Short exercise:
Would you pull out every line of the material that contains the string "Sheets"?

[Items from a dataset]
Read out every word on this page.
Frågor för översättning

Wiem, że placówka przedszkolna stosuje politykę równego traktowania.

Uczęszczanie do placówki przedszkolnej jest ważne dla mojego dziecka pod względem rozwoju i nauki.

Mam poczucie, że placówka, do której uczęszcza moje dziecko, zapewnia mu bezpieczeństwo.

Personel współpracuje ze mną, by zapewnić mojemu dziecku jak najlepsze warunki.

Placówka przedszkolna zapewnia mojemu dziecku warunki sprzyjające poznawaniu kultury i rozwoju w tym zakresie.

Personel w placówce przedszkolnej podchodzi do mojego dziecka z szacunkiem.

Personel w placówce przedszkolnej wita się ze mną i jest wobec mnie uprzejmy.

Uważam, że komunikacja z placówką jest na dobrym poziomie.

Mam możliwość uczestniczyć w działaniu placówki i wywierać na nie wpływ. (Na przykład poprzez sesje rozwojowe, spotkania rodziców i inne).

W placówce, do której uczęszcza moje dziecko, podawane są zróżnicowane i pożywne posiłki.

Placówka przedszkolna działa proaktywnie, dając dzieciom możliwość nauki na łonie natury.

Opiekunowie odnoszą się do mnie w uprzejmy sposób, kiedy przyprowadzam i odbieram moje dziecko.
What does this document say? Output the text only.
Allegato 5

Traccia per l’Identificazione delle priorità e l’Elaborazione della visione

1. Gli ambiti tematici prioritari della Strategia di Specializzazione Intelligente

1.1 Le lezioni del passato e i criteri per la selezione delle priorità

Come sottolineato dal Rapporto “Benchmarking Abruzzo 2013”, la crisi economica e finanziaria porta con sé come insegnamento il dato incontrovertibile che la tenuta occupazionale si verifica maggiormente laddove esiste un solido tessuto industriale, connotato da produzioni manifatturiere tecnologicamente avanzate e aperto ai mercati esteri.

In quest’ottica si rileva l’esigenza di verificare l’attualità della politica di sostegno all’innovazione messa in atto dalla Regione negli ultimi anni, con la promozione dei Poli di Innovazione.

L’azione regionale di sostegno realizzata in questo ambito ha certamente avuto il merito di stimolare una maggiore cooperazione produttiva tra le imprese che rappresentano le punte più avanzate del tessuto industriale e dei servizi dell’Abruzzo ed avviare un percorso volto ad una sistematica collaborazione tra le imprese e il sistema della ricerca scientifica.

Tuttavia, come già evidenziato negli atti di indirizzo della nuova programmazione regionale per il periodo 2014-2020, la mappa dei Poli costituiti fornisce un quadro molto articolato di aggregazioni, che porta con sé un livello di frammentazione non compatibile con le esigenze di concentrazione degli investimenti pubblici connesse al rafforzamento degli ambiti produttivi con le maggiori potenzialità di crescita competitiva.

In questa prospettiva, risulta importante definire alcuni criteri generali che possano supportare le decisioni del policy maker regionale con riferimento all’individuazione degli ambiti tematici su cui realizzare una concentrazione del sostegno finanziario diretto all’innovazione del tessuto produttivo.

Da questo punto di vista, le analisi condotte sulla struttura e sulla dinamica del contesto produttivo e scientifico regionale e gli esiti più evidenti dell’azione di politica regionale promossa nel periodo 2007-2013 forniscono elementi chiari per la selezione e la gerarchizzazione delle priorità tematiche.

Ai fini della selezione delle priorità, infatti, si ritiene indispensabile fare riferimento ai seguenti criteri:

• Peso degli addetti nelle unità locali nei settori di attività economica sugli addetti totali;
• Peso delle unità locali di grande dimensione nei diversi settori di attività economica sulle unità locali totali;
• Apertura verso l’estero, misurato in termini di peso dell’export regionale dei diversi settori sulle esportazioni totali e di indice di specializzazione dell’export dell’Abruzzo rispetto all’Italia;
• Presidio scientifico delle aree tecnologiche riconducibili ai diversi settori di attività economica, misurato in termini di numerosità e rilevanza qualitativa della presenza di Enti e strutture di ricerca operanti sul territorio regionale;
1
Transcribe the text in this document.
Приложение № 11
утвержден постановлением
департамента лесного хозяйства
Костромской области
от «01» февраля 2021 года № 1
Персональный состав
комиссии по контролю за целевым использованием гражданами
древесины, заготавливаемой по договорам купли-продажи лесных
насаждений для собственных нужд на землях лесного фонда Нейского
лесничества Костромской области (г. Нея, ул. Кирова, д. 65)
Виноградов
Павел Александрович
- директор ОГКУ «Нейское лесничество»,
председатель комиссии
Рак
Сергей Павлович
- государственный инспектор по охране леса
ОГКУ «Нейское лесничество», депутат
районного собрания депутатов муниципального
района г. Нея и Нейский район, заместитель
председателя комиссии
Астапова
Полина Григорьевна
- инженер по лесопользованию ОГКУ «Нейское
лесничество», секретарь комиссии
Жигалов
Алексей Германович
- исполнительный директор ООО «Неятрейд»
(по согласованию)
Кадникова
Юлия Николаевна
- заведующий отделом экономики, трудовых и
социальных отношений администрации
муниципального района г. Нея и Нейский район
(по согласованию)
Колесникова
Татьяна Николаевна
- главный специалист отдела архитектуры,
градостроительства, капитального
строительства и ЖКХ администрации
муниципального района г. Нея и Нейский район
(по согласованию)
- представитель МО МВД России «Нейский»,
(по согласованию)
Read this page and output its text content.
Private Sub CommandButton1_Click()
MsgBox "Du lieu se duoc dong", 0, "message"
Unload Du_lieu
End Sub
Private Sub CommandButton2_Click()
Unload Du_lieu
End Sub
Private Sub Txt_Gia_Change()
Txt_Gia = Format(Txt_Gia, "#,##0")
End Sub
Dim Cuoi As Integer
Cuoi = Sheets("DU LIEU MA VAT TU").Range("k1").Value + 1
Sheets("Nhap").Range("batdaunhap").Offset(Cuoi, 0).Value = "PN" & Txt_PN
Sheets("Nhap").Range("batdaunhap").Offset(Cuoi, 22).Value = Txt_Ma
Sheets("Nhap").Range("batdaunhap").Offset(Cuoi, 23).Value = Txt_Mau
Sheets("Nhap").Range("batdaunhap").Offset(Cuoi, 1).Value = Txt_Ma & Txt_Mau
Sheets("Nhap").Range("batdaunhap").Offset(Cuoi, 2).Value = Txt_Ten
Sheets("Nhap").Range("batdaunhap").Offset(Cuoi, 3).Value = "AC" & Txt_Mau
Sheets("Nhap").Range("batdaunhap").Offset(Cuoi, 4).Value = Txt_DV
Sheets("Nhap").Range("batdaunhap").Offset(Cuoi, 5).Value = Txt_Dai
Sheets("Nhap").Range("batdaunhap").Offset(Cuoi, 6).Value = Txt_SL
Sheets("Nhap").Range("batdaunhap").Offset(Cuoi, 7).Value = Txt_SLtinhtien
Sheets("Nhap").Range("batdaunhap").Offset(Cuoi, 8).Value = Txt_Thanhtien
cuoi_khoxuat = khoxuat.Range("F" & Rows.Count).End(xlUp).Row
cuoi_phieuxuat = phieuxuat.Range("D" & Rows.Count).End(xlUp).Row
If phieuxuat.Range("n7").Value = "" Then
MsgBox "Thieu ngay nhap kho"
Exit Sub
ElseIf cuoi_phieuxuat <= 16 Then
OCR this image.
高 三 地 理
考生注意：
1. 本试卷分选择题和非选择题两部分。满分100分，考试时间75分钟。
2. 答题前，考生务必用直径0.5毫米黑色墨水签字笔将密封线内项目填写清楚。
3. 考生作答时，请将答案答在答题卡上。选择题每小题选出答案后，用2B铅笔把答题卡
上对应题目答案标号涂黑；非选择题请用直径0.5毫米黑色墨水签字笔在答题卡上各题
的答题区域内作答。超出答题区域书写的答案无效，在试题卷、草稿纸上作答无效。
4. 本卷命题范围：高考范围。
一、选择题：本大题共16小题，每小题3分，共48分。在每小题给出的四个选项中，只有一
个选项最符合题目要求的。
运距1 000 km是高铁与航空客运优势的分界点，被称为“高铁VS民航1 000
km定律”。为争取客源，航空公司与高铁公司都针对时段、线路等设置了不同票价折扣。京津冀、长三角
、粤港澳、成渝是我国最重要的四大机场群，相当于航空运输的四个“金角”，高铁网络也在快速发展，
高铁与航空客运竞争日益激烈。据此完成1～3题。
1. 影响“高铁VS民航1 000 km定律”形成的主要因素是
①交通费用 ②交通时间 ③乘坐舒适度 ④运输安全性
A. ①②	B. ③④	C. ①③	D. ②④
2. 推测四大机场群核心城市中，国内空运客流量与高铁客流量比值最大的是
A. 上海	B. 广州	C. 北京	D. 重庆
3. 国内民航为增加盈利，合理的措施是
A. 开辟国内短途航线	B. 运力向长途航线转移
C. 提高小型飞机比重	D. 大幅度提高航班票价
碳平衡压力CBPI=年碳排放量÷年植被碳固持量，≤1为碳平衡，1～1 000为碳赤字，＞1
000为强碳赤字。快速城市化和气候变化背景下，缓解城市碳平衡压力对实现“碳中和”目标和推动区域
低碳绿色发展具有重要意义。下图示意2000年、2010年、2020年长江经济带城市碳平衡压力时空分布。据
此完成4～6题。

Result of this exercise:
Cuoi = Sheets("DU LIEU MA VAT TU").Range("k1").Value + 1
Sheets("Nhap").Range("batdaunhap").Offset(Cuoi, 0).Value = "PN" & Txt_PN
Sheets("Nhap").Range("batdaunhap").Offset(Cuoi, 22).Value = Txt_Ma
Sheets("Nhap").Range("batdaunhap").Offset(Cuoi, 23).Value = Txt_Mau
Sheets("Nhap").Range("batdaunhap").Offset(Cuoi, 1).Value = Txt_Ma & Txt_Mau
Sheets("Nhap").Range("batdaunhap").Offset(Cuoi, 2).Value = Txt_Ten
Sheets("Nhap").Range("batdaunhap").Offset(Cuoi, 3).Value = "AC" & Txt_Mau
Sheets("Nhap").Range("batdaunhap").Offset(Cuoi, 4).Value = Txt_DV
Sheets("Nhap").Range("batdaunhap").Offset(Cuoi, 5).Value = Txt_Dai
Sheets("Nhap").Range("batdaunhap").Offset(Cuoi, 6).Value = Txt_SL
Sheets("Nhap").Range("batdaunhap").Offset(Cuoi, 7).Value = Txt_SLtinhtien
Sheets("Nhap").Range("batdaunhap").Offset(Cuoi, 8).Value = Txt_Thanhtien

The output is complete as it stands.